■ What you will do
The entries below should be given again exactly, minus their pictures.

══════════

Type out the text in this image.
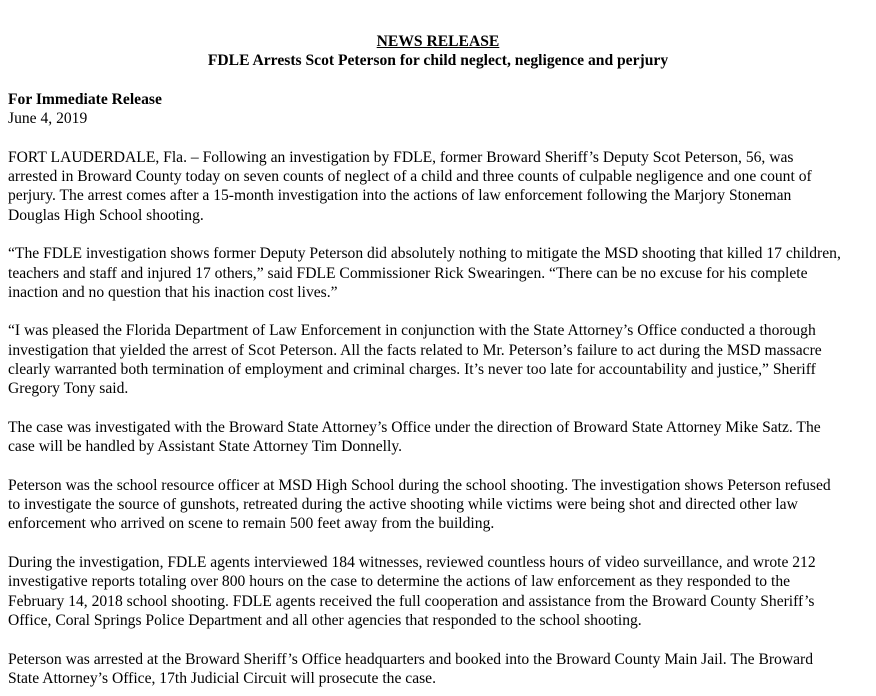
NEWS RELEASE
FDLE Arrests Scot Peterson for child neglect, negligence and perjury
For Immediate Release
June 4, 2019
FORT LAUDERDALE, Fla. – Following an investigation by FDLE, former Broward Sheriff’s Deputy Scot Peterson, 56, was
arrested in Broward County today on seven counts of neglect of a child and three counts of culpable negligence and one count of
perjury. The arrest comes after a 15-month investigation into the actions of law enforcement following the Marjory Stoneman
Douglas High School shooting.
“The FDLE investigation shows former Deputy Peterson did absolutely nothing to mitigate the MSD shooting that killed 17 children,
teachers and staff and injured 17 others,” said FDLE Commissioner Rick Swearingen. “There can be no excuse for his complete
inaction and no question that his inaction cost lives.”
“I was pleased the Florida Department of Law Enforcement in conjunction with the State Attorney’s Office conducted a thorough
investigation that yielded the arrest of Scot Peterson. All the facts related to Mr. Peterson’s failure to act during the MSD massacre
clearly warranted both termination of employment and criminal charges. It’s never too late for accountability and justice,” Sheriff
Gregory Tony said.
The case was investigated with the Broward State Attorney’s Office under the direction of Broward State Attorney Mike Satz. The
case will be handled by Assistant State Attorney Tim Donnelly.
Peterson was the school resource officer at MSD High School during the school shooting. The investigation shows Peterson refused
to investigate the source of gunshots, retreated during the active shooting while victims were being shot and directed other law
enforcement who arrived on scene to remain 500 feet away from the building.
During the investigation, FDLE agents interviewed 184 witnesses, reviewed countless hours of video surveillance, and wrote 212
investigative reports totaling over 800 hours on the case to determine the actions of law enforcement as they responded to the
February 14, 2018 school shooting. FDLE agents received the full cooperation and assistance from the Broward County Sheriff’s
Office, Coral Springs Police Department and all other agencies that responded to the school shooting.
Peterson was arrested at the Broward Sheriff’s Office headquarters and booked into the Broward County Main Jail. The Broward
State Attorney’s Office, 17th Judicial Circuit will prosecute the case.
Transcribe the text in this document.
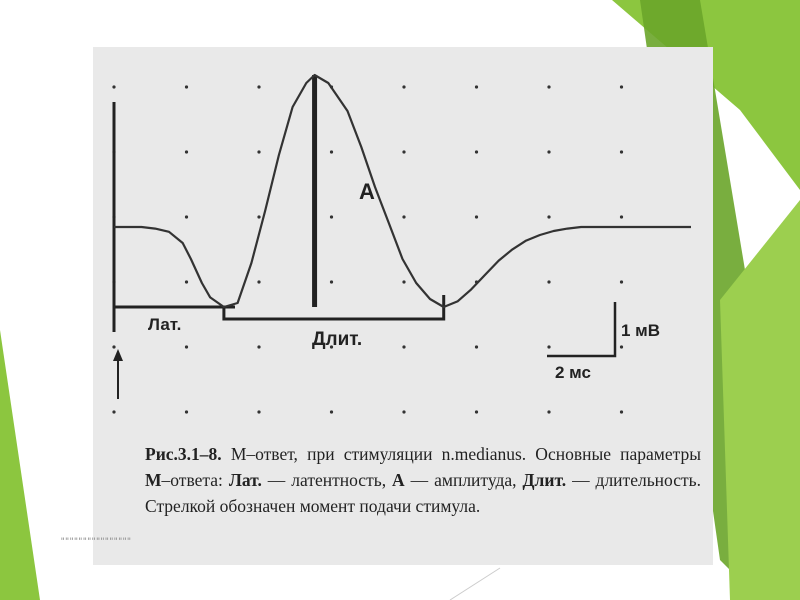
А
Лат.
Длит.	1 мВ
2 мс
Рис.3.1–8. М–ответ, при стимуляции n.medianus. Основные параметры М–ответа: Лат. — латентность, А — амплитуда, Длит. — длительность. Стрелкой обозначен момент подачи стимула.
""""""""""""""""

══════════

■ Expected answer
Type out the text in this image.
NEWS RELEASE
FDLE Arrests Scot Peterson for child neglect, negligence and perjury
For Immediate Release
June 4, 2019
FORT LAUDERDALE, Fla. – Following an investigation by FDLE, former Broward Sheriff’s Deputy Scot Peterson, 56, was
arrested in Broward County today on seven counts of neglect of a child and three counts of culpable negligence and one count of
perjury. The arrest comes after a 15-month investigation into the actions of law enforcement following the Marjory Stoneman
Douglas High School shooting.
“The FDLE investigation shows former Deputy Peterson did absolutely nothing to mitigate the MSD shooting that killed 17 children,
teachers and staff and injured 17 others,” said FDLE Commissioner Rick Swearingen. “There can be no excuse for his complete
inaction and no question that his inaction cost lives.”
“I was pleased the Florida Department of Law Enforcement in conjunction with the State Attorney’s Office conducted a thorough
investigation that yielded the arrest of Scot Peterson. All the facts related to Mr. Peterson’s failure to act during the MSD massacre
clearly warranted both termination of employment and criminal charges. It’s never too late for accountability and justice,” Sheriff
Gregory Tony said.
The case was investigated with the Broward State Attorney’s Office under the direction of Broward State Attorney Mike Satz. The
case will be handled by Assistant State Attorney Tim Donnelly.
Peterson was the school resource officer at MSD High School during the school shooting. The investigation shows Peterson refused
to investigate the source of gunshots, retreated during the active shooting while victims were being shot and directed other law
enforcement who arrived on scene to remain 500 feet away from the building.
During the investigation, FDLE agents interviewed 184 witnesses, reviewed countless hours of video surveillance, and wrote 212
investigative reports totaling over 800 hours on the case to determine the actions of law enforcement as they responded to the
February 14, 2018 school shooting. FDLE agents received the full cooperation and assistance from the Broward County Sheriff’s
Office, Coral Springs Police Department and all other agencies that responded to the school shooting.
Peterson was arrested at the Broward Sheriff’s Office headquarters and booked into the Broward County Main Jail. The Broward
State Attorney’s Office, 17th Judicial Circuit will prosecute the case.
Transcribe the text in this document.
А
Лат.
Длит.	1 мВ
2 мс
Рис.3.1–8. М–ответ, при стимуляции n.medianus. Основные параметры М–ответа: Лат. — латентность, А — амплитуда, Длит. — длительность. Стрелкой обозначен момент подачи стимула.
""""""""""""""""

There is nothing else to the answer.